== What is expected ==
Make an exact copy of all the entries below, with the pictures left out.

== Supplied entries ==

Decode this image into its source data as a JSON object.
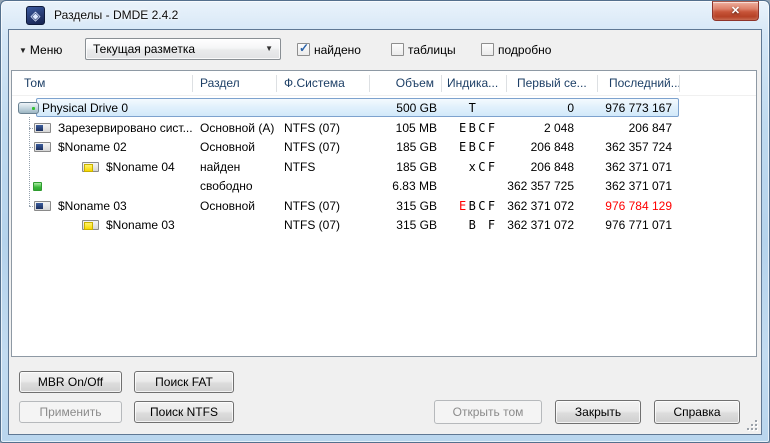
{
  "window": {
    "title": "Разделы - DMDE 2.4.2"
  },
  "icons": {
    "app_logo": "◈",
    "close": "✕",
    "menu_arrow": "▼",
    "combo_arrow": "▼",
    "check": "✓"
  },
  "toolbar": {
    "menu_label": "Меню",
    "layout_combo_value": "Текущая разметка",
    "checkboxes": [
      {
        "label": "найдено",
        "checked": true
      },
      {
        "label": "таблицы",
        "checked": false
      },
      {
        "label": "подробно",
        "checked": false
      }
    ]
  },
  "table": {
    "columns": [
      "Том",
      "Раздел",
      "Ф.Система",
      "Объем",
      "Индика...",
      "Первый се...",
      "Последний..."
    ],
    "rows": [
      {
        "name": "Physical Drive 0",
        "icon": "drive",
        "indent": 0,
        "selected": true,
        "stub": false,
        "partition": "",
        "fs": "",
        "size": "500 GB",
        "indicators": " T",
        "first": "0",
        "last": "976 773 167"
      },
      {
        "name": "Зарезервировано сист...",
        "icon": "partition",
        "indent": 1,
        "stub": true,
        "partition": "Основной (A)",
        "fs": "NTFS (07)",
        "size": "105 MB",
        "indicators": "EBCF",
        "first": "2 048",
        "last": "206 847"
      },
      {
        "name": "$Noname 02",
        "icon": "partition",
        "indent": 1,
        "stub": true,
        "partition": "Основной",
        "fs": "NTFS (07)",
        "size": "185 GB",
        "indicators": "EBCF",
        "first": "206 848",
        "last": "362 357 724"
      },
      {
        "name": "$Noname 04",
        "icon": "folder",
        "indent": 2,
        "stub": false,
        "partition": "найден",
        "fs": "NTFS",
        "size": "185 GB",
        "indicators": " xCF",
        "first": "206 848",
        "last": "362 371 071"
      },
      {
        "name": "",
        "icon": "free",
        "indent": 1,
        "stub": false,
        "partition": "свободно",
        "fs": "",
        "size": "6.83 MB",
        "indicators": "",
        "first": "362 357 725",
        "last": "362 371 071"
      },
      {
        "name": "$Noname 03",
        "icon": "partition",
        "indent": 1,
        "stub": true,
        "partition": "Основной",
        "fs": "NTFS (07)",
        "size": "315 GB",
        "indicators": "EBCF",
        "indicators_red": [
          0
        ],
        "first": "362 371 072",
        "last": "976 784 129",
        "last_red": true
      },
      {
        "name": "$Noname 03",
        "icon": "folder",
        "indent": 2,
        "stub": false,
        "partition": "",
        "fs": "NTFS (07)",
        "size": "315 GB",
        "indicators": " B F",
        "first": "362 371 072",
        "last": "976 771 071"
      }
    ]
  },
  "buttons": {
    "mbr": {
      "label": "MBR On/Off",
      "enabled": true
    },
    "search_fat": {
      "label": "Поиск FAT",
      "enabled": true
    },
    "apply": {
      "label": "Применить",
      "enabled": false
    },
    "search_ntfs": {
      "label": "Поиск NTFS",
      "enabled": true
    },
    "open_volume": {
      "label": "Открыть том",
      "enabled": false
    },
    "close": {
      "label": "Закрыть",
      "enabled": true
    },
    "help": {
      "label": "Справка",
      "enabled": true
    }
  },
  "colors": {
    "alert_red": "#ff0000",
    "selection_border": "#7da2ce",
    "header_text": "#1d3f66"
  }
}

== Worked solution ==
Decode this image into its source data as a JSON object.
{
  "window": {
    "title": "Разделы - DMDE 2.4.2"
  },
  "icons": {
    "app_logo": "◈",
    "close": "✕",
    "menu_arrow": "▼",
    "combo_arrow": "▼",
    "check": "✓"
  },
  "toolbar": {
    "menu_label": "Меню",
    "layout_combo_value": "Текущая разметка",
    "checkboxes": [
      {
        "label": "найдено",
        "checked": true
      },
      {
        "label": "таблицы",
        "checked": false
      },
      {
        "label": "подробно",
        "checked": false
      }
    ]
  },
  "table": {
    "columns": [
      "Том",
      "Раздел",
      "Ф.Система",
      "Объем",
      "Индика...",
      "Первый се...",
      "Последний..."
    ],
    "rows": [
      {
        "name": "Physical Drive 0",
        "icon": "drive",
        "indent": 0,
        "selected": true,
        "stub": false,
        "partition": "",
        "fs": "",
        "size": "500 GB",
        "indicators": " T",
        "first": "0",
        "last": "976 773 167"
      },
      {
        "name": "Зарезервировано сист...",
        "icon": "partition",
        "indent": 1,
        "stub": true,
        "partition": "Основной (A)",
        "fs": "NTFS (07)",
        "size": "105 MB",
        "indicators": "EBCF",
        "first": "2 048",
        "last": "206 847"
      },
      {
        "name": "$Noname 02",
        "icon": "partition",
        "indent": 1,
        "stub": true,
        "partition": "Основной",
        "fs": "NTFS (07)",
        "size": "185 GB",
        "indicators": "EBCF",
        "first": "206 848",
        "last": "362 357 724"
      },
      {
        "name": "$Noname 04",
        "icon": "folder",
        "indent": 2,
        "stub": false,
        "partition": "найден",
        "fs": "NTFS",
        "size": "185 GB",
        "indicators": " xCF",
        "first": "206 848",
        "last": "362 371 071"
      },
      {
        "name": "",
        "icon": "free",
        "indent": 1,
        "stub": false,
        "partition": "свободно",
        "fs": "",
        "size": "6.83 MB",
        "indicators": "",
        "first": "362 357 725",
        "last": "362 371 071"
      },
      {
        "name": "$Noname 03",
        "icon": "partition",
        "indent": 1,
        "stub": true,
        "partition": "Основной",
        "fs": "NTFS (07)",
        "size": "315 GB",
        "indicators": "EBCF",
        "indicators_red": [
          0
        ],
        "first": "362 371 072",
        "last": "976 784 129",
        "last_red": true
      },
      {
        "name": "$Noname 03",
        "icon": "folder",
        "indent": 2,
        "stub": false,
        "partition": "",
        "fs": "NTFS (07)",
        "size": "315 GB",
        "indicators": " B F",
        "first": "362 371 072",
        "last": "976 771 071"
      }
    ]
  },
  "buttons": {
    "mbr": {
      "label": "MBR On/Off",
      "enabled": true
    },
    "search_fat": {
      "label": "Поиск FAT",
      "enabled": true
    },
    "apply": {
      "label": "Применить",
      "enabled": false
    },
    "search_ntfs": {
      "label": "Поиск NTFS",
      "enabled": true
    },
    "open_volume": {
      "label": "Открыть том",
      "enabled": false
    },
    "close": {
      "label": "Закрыть",
      "enabled": true
    },
    "help": {
      "label": "Справка",
      "enabled": true
    }
  },
  "colors": {
    "alert_red": "#ff0000",
    "selection_border": "#7da2ce",
    "header_text": "#1d3f66"
  }
}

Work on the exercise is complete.